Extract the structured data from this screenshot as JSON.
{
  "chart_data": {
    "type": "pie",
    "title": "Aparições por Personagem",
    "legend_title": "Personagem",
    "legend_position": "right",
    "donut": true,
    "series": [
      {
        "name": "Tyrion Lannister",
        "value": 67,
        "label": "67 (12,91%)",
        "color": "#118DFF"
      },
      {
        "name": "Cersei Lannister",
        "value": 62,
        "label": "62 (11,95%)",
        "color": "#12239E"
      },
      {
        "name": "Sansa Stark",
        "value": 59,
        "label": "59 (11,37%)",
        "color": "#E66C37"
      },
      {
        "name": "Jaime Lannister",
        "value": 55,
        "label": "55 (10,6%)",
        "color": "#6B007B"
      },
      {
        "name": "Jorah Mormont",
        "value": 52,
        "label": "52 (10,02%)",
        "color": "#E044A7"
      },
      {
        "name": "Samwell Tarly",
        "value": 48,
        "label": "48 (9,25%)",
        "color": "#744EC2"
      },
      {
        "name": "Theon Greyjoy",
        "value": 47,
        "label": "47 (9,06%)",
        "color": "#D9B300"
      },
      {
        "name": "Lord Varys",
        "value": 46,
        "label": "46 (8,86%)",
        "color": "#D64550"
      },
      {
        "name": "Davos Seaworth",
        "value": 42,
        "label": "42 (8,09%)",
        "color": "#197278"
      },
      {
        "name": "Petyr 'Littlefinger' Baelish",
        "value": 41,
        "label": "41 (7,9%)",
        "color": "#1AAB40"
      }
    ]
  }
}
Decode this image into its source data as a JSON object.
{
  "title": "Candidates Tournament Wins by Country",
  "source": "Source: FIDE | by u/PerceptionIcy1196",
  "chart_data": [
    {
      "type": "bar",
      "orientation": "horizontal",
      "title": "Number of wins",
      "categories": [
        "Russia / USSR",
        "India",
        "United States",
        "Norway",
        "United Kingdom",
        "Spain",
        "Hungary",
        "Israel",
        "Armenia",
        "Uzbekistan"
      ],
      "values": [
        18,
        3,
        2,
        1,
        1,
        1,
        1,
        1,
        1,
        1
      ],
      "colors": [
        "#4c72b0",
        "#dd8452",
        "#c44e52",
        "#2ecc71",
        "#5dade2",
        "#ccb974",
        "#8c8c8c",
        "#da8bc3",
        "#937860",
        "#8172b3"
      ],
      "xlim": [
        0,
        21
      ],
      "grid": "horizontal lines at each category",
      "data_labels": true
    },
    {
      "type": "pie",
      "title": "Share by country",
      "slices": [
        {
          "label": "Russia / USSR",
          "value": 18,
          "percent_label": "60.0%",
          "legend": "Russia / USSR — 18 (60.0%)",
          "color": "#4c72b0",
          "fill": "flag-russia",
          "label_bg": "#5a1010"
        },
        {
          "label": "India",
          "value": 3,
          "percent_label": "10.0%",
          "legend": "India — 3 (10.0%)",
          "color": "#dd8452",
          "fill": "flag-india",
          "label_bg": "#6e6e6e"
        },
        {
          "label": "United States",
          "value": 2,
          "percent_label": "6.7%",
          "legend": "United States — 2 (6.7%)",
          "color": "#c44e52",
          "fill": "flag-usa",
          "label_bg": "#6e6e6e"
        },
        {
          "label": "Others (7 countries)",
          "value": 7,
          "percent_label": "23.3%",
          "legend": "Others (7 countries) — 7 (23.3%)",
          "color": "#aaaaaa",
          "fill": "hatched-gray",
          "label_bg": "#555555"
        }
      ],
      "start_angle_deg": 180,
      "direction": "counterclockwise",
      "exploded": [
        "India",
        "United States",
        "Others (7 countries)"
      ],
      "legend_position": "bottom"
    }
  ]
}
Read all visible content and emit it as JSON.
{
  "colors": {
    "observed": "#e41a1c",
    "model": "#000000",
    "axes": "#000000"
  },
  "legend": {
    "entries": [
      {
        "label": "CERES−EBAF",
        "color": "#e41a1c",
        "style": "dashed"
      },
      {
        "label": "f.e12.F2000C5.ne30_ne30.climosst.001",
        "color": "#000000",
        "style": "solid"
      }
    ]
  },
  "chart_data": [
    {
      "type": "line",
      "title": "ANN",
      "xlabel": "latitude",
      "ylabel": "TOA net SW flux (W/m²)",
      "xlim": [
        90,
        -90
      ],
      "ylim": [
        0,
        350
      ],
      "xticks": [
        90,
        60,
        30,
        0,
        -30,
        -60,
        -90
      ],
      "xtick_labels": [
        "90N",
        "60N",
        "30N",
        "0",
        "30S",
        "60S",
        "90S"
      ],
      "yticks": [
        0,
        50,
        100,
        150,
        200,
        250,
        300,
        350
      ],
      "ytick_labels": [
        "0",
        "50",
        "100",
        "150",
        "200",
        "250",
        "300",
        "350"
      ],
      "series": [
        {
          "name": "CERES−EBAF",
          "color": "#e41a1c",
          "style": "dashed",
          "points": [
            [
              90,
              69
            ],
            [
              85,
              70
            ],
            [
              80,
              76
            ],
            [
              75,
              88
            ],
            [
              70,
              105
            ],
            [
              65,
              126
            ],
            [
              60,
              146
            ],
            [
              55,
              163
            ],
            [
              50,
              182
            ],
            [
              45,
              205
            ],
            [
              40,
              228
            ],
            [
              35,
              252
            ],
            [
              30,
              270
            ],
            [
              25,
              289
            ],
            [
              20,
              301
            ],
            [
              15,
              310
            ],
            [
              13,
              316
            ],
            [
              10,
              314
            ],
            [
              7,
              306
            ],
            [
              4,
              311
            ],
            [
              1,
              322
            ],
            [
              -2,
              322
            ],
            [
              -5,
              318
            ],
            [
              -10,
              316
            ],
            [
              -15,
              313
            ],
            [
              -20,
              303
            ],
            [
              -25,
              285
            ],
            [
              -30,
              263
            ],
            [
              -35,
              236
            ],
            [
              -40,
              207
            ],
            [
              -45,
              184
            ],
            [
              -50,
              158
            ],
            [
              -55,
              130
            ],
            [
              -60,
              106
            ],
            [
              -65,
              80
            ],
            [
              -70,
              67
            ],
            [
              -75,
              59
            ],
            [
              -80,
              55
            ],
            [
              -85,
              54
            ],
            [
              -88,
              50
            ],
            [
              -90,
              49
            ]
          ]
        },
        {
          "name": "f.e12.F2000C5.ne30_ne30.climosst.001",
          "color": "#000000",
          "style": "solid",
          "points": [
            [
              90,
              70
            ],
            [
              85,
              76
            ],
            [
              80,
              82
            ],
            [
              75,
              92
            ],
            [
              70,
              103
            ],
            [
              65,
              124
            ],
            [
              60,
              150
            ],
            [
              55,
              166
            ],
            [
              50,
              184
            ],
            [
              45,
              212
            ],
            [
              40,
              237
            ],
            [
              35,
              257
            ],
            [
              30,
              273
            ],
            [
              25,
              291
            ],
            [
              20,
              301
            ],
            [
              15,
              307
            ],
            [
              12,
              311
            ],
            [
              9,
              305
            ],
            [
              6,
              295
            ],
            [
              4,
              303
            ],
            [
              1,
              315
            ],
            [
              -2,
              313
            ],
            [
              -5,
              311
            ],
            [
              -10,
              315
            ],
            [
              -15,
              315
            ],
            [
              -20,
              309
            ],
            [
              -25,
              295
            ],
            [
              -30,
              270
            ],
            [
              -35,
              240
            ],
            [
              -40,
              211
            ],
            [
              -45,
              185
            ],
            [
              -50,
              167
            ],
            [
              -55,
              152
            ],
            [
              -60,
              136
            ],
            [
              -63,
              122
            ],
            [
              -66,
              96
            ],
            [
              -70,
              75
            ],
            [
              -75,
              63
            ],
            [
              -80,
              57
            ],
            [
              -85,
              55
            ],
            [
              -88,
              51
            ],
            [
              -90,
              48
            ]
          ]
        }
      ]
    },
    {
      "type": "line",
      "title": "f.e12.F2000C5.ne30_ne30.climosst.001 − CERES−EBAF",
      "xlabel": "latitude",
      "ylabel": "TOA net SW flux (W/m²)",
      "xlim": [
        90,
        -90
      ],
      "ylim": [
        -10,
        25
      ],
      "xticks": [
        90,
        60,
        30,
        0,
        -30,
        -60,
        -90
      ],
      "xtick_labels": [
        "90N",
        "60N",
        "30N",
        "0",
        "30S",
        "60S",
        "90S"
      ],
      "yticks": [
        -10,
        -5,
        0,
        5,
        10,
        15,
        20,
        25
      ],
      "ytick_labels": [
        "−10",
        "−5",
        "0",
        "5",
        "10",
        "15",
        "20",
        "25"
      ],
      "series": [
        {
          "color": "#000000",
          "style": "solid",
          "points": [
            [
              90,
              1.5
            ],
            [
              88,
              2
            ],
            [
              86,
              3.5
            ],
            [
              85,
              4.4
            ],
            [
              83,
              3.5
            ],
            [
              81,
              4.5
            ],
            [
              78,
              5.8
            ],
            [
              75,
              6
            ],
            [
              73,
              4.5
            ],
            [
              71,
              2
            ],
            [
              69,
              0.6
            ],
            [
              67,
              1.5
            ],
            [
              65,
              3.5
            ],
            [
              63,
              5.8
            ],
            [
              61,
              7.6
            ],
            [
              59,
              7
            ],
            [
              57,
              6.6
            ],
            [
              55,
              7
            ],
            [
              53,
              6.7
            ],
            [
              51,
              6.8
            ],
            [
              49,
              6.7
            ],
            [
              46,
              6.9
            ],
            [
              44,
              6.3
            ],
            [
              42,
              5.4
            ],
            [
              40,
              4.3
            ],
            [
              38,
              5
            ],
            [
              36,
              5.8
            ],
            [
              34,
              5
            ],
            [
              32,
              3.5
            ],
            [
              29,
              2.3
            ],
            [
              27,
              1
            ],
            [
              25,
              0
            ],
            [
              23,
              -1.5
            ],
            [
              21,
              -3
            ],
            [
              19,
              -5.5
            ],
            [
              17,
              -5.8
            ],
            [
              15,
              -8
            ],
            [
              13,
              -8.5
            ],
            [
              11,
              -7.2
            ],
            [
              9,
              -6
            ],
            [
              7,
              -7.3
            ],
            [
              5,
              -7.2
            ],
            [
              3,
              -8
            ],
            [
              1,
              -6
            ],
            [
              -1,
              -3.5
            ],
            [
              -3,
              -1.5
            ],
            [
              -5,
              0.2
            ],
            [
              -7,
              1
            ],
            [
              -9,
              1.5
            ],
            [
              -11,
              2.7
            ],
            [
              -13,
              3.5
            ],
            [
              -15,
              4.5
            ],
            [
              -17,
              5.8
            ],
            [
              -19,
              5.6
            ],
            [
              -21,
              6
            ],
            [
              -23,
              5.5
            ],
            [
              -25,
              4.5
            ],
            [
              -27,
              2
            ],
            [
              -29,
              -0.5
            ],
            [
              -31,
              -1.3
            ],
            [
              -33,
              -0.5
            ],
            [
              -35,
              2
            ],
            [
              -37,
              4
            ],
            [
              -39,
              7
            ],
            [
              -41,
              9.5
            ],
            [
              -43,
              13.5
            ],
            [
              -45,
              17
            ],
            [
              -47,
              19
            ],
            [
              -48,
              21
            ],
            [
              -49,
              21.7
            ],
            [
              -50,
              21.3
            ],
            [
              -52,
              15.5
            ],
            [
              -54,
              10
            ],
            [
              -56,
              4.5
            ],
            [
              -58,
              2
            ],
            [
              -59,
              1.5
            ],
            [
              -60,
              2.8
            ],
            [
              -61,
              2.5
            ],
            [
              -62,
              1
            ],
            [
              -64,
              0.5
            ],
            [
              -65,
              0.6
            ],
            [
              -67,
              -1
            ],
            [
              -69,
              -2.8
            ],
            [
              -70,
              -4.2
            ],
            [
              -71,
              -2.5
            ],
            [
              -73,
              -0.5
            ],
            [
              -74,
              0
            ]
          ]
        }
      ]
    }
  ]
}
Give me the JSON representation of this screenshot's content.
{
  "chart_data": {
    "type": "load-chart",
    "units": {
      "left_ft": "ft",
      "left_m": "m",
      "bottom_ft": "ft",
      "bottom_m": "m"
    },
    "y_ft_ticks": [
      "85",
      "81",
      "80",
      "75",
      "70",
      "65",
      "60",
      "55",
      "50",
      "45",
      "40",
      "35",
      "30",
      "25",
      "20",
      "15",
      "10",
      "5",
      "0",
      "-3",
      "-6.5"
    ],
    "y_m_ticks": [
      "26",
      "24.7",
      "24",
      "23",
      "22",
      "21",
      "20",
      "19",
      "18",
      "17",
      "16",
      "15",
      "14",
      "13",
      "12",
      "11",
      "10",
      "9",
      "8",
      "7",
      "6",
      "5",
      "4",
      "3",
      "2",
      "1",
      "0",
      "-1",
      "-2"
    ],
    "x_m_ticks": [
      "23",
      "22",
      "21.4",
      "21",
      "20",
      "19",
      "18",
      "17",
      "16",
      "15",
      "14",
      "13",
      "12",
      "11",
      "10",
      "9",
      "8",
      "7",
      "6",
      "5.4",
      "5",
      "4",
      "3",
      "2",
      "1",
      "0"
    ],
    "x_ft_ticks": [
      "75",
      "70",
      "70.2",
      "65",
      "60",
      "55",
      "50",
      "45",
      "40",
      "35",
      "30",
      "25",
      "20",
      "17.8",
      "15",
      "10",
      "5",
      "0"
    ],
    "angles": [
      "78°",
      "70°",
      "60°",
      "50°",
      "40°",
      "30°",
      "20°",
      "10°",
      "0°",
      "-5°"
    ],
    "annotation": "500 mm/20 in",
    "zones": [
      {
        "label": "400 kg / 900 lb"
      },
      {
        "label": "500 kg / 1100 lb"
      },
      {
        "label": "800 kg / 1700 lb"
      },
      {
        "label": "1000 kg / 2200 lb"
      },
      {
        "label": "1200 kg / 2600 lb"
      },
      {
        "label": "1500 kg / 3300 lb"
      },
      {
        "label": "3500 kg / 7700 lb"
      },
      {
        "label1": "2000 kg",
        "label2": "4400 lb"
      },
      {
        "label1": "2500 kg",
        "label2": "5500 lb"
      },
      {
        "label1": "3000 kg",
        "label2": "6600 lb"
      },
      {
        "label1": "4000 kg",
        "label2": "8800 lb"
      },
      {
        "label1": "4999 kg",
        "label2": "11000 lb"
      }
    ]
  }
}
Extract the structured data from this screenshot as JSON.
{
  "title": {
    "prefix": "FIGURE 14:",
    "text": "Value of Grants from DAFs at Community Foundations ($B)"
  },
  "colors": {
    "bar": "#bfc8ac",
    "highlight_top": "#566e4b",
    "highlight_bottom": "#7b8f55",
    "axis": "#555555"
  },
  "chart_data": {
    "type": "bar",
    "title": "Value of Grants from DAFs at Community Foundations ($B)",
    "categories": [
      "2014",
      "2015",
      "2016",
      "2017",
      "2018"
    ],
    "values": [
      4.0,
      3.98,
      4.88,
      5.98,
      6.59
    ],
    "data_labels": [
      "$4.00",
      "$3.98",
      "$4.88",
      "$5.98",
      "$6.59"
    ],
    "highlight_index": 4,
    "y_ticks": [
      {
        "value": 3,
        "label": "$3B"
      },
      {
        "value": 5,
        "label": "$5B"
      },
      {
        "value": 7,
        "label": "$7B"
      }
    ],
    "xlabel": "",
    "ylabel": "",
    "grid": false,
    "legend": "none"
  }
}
- - - -
• **TASK PROMPT**
Tell how many lines of the data include the word "United", and nothing else.

• **ANSWER FOR THIS EXERCISE**
5